» TASK INSTRUCTIONS:
Pick out the lines below that include the string "JSON".

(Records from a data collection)

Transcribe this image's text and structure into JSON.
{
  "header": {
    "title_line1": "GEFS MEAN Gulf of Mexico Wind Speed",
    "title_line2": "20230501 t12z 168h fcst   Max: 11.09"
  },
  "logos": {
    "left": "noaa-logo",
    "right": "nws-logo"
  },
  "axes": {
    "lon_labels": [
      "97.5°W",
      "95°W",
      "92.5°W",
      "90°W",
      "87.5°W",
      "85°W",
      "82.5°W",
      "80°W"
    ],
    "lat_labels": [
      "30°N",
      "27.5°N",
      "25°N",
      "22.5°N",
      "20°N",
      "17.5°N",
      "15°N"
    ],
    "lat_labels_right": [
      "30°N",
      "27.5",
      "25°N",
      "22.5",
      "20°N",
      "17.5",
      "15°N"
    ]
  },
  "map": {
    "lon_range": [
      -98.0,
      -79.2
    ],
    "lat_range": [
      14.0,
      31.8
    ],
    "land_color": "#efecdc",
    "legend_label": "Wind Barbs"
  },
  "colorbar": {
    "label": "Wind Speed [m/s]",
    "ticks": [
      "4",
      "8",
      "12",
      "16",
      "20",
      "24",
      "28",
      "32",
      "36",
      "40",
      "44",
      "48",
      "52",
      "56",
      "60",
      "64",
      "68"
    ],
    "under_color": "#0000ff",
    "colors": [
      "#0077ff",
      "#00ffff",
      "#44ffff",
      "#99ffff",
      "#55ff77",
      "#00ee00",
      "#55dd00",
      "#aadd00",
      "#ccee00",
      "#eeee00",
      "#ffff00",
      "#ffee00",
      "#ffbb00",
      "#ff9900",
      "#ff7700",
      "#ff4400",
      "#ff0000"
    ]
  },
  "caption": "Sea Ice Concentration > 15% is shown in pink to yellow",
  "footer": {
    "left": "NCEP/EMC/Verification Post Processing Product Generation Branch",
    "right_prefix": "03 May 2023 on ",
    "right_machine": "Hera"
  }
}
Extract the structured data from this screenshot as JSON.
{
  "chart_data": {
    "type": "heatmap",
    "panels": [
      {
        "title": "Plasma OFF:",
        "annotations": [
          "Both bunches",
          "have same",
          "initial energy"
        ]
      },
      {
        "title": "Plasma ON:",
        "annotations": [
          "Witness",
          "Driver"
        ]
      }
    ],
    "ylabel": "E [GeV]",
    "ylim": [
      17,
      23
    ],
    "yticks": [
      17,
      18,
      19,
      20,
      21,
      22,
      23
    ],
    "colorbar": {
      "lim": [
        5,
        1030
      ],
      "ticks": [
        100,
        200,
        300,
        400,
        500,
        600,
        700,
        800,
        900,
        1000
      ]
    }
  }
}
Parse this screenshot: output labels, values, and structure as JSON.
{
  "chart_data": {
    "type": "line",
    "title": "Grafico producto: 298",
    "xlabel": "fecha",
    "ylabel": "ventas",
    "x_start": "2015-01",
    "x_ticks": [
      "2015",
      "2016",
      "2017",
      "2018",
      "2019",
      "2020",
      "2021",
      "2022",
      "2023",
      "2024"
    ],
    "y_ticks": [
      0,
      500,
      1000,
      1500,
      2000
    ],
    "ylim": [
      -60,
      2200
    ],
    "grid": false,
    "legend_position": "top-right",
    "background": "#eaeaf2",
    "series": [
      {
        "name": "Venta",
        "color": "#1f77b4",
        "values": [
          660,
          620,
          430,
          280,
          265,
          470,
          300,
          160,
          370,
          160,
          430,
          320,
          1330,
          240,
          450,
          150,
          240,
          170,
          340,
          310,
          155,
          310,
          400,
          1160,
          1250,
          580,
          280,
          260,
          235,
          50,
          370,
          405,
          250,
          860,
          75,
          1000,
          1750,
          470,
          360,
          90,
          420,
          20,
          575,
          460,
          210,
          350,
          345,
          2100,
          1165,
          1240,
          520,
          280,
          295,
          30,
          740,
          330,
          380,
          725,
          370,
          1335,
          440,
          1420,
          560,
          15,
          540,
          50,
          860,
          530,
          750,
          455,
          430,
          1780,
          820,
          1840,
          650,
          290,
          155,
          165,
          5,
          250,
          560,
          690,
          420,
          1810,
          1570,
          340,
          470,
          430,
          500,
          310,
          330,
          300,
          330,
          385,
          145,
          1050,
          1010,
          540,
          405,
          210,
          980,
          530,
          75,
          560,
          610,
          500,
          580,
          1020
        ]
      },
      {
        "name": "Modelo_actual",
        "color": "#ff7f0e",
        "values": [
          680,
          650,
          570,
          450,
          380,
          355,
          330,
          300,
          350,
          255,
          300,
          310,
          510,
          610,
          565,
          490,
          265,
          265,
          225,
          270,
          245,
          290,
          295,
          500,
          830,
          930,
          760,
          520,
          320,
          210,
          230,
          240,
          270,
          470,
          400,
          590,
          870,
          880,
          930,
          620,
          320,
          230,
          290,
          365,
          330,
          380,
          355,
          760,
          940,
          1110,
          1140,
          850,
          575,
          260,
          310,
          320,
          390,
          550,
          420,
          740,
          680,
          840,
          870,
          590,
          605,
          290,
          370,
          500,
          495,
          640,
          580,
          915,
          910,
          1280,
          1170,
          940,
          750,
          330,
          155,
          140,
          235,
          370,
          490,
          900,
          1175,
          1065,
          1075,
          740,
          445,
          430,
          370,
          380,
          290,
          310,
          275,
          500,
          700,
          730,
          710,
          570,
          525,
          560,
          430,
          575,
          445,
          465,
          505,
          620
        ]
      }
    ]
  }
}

» RESPONSE TO THE EXERCISE:
Transcribe this image's text and structure into JSON.
Extract the structured data from this screenshot as JSON.
Parse this screenshot: output labels, values, and structure as JSON.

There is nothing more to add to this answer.